[START]

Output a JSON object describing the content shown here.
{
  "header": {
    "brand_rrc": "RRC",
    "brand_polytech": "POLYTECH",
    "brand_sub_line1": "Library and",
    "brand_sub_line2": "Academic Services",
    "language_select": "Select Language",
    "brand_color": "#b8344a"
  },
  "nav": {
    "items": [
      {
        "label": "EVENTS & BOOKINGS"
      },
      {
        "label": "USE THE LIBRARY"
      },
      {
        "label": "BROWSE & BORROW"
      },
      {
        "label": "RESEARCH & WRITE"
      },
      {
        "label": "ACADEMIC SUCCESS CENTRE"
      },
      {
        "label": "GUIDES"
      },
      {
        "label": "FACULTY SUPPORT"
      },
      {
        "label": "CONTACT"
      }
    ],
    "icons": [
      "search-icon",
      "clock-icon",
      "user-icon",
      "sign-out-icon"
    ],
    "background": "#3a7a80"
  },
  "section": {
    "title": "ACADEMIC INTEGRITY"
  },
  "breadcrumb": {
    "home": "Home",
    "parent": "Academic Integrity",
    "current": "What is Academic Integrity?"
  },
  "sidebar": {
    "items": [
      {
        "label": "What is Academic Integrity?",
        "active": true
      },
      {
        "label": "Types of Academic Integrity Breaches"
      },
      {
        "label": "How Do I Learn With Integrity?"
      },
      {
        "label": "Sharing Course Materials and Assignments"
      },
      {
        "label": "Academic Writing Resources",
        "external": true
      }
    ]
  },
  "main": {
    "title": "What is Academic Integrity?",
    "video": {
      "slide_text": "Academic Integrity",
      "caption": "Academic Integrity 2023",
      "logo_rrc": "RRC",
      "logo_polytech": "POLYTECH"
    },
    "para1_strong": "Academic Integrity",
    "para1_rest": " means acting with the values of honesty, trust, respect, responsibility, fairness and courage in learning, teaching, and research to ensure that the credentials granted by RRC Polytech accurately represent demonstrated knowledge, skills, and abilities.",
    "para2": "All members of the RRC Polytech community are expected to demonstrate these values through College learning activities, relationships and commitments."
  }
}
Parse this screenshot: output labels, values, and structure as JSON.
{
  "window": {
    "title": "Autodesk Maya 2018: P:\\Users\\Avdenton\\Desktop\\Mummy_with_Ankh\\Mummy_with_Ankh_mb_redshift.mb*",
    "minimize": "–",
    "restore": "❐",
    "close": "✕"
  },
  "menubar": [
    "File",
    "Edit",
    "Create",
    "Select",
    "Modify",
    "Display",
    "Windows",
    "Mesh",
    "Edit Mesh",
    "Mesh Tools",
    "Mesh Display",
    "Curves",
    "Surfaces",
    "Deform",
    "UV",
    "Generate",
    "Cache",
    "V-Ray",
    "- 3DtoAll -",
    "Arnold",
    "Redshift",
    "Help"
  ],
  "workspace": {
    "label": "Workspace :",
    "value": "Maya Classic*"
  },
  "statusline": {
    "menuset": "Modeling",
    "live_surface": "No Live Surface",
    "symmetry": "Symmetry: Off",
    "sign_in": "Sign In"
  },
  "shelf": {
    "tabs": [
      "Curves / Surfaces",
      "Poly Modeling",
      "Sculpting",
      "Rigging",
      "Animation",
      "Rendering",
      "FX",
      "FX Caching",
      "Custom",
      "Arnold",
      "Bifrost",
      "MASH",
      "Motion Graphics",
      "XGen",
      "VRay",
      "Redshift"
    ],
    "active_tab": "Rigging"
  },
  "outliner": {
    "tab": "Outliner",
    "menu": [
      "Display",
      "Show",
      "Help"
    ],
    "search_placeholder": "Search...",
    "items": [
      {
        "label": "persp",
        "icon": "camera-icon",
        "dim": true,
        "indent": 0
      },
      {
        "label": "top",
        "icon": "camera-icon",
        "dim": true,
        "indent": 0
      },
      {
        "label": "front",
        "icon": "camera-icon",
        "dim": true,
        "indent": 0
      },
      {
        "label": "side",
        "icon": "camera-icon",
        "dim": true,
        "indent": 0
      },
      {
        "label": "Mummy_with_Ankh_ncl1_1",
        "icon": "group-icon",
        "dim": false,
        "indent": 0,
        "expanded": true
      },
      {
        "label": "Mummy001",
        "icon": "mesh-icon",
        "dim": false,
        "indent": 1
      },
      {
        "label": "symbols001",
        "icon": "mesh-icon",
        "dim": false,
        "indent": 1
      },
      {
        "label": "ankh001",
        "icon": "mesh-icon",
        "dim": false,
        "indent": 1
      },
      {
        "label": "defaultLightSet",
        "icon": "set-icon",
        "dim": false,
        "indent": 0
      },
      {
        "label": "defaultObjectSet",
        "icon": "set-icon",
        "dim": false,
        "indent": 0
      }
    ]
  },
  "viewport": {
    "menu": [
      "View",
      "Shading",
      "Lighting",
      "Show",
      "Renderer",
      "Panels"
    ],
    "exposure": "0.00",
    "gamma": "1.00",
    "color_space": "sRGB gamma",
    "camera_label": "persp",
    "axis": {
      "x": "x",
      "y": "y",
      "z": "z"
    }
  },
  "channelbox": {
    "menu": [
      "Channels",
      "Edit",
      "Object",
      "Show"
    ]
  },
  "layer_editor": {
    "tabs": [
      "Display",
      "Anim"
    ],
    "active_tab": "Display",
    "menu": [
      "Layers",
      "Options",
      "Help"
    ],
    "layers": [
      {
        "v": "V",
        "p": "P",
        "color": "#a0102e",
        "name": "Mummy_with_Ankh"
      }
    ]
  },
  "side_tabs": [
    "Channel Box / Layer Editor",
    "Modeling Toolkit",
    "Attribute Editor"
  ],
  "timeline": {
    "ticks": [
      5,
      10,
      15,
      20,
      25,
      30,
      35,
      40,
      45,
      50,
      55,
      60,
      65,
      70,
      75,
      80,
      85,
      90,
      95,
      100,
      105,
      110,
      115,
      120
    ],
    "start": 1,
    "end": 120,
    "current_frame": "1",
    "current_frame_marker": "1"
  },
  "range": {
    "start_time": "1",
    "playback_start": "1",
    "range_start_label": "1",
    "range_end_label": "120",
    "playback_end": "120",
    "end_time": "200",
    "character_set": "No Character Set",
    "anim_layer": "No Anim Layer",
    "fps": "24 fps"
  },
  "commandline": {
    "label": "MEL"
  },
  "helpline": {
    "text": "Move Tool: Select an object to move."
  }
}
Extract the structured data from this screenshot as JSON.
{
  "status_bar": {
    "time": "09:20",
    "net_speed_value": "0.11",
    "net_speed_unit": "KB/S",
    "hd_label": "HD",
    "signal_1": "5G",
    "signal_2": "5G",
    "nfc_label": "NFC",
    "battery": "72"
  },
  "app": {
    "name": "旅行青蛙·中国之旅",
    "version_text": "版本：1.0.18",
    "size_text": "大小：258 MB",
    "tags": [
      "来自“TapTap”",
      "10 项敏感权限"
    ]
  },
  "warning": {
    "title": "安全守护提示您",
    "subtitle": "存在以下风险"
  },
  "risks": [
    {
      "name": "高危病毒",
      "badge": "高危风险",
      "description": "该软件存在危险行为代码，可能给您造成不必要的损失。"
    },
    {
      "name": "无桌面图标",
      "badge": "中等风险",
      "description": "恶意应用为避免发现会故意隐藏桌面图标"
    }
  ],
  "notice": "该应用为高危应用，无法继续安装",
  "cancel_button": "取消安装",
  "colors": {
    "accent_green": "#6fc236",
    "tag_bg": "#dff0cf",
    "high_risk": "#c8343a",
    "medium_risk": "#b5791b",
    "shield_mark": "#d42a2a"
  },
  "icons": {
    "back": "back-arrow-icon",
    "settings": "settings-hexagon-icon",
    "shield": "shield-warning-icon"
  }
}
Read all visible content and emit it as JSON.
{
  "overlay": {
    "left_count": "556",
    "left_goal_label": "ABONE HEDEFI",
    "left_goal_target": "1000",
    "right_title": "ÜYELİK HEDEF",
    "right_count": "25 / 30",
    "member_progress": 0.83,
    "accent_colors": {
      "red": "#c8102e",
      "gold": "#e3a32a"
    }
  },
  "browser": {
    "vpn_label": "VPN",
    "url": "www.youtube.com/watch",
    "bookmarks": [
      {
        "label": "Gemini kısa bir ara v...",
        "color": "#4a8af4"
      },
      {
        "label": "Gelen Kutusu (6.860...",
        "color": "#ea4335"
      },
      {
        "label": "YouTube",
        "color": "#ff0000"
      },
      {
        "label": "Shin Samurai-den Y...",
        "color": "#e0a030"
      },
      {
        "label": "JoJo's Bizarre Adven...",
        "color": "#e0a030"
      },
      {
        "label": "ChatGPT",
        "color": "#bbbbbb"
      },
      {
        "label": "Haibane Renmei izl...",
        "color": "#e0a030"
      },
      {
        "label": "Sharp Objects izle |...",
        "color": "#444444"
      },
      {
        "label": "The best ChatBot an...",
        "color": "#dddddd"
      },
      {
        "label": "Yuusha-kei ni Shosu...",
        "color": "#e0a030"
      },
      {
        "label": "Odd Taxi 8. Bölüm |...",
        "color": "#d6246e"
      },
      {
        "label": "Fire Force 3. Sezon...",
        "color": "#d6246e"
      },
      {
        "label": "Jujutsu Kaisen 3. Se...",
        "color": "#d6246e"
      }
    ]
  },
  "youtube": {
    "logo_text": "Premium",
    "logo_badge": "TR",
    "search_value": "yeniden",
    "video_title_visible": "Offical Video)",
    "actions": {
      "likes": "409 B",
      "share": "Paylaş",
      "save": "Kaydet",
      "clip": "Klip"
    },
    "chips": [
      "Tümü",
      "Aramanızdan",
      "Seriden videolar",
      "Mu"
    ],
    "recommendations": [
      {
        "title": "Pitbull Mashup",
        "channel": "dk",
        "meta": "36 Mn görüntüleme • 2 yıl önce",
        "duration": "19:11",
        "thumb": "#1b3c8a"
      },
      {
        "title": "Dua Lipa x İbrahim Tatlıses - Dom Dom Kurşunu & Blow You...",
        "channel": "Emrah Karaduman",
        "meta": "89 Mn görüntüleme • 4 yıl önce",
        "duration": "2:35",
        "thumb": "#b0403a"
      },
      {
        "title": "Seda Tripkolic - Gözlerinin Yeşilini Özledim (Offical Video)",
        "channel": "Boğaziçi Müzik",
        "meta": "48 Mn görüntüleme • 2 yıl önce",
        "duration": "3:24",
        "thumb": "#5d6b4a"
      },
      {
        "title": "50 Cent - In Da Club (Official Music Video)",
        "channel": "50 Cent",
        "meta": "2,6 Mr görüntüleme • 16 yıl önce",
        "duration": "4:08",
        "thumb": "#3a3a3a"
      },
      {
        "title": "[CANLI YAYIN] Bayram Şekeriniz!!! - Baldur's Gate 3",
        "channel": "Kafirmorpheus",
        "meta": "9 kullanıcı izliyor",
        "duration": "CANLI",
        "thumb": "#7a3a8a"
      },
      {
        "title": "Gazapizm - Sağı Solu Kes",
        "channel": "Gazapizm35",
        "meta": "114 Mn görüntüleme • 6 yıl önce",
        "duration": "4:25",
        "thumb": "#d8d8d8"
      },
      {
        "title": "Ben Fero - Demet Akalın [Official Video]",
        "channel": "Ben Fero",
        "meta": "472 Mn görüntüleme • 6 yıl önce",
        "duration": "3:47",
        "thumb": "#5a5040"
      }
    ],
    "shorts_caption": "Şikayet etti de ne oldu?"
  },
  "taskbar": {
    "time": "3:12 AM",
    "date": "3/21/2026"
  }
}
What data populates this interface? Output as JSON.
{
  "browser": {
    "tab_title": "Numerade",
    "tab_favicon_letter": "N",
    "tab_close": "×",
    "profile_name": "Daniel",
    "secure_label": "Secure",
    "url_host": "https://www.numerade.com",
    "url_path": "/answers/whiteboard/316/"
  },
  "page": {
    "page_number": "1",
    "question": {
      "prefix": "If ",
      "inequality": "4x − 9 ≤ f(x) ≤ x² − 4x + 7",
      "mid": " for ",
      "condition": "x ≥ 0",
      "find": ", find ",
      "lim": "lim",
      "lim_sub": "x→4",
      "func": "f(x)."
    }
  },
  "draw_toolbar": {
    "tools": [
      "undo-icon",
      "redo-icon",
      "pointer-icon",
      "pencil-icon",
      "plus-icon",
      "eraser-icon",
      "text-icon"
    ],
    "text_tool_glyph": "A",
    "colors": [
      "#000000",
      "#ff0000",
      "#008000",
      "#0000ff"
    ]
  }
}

[END]

Aim of the exercise
Return each line that includes "duration".

The reply
        "duration": "19:11",
        "duration": "2:35",
        "duration": "3:24",
        "duration": "4:08",
        "duration": "CANLI",
        "duration": "4:25",
        "duration": "3:47",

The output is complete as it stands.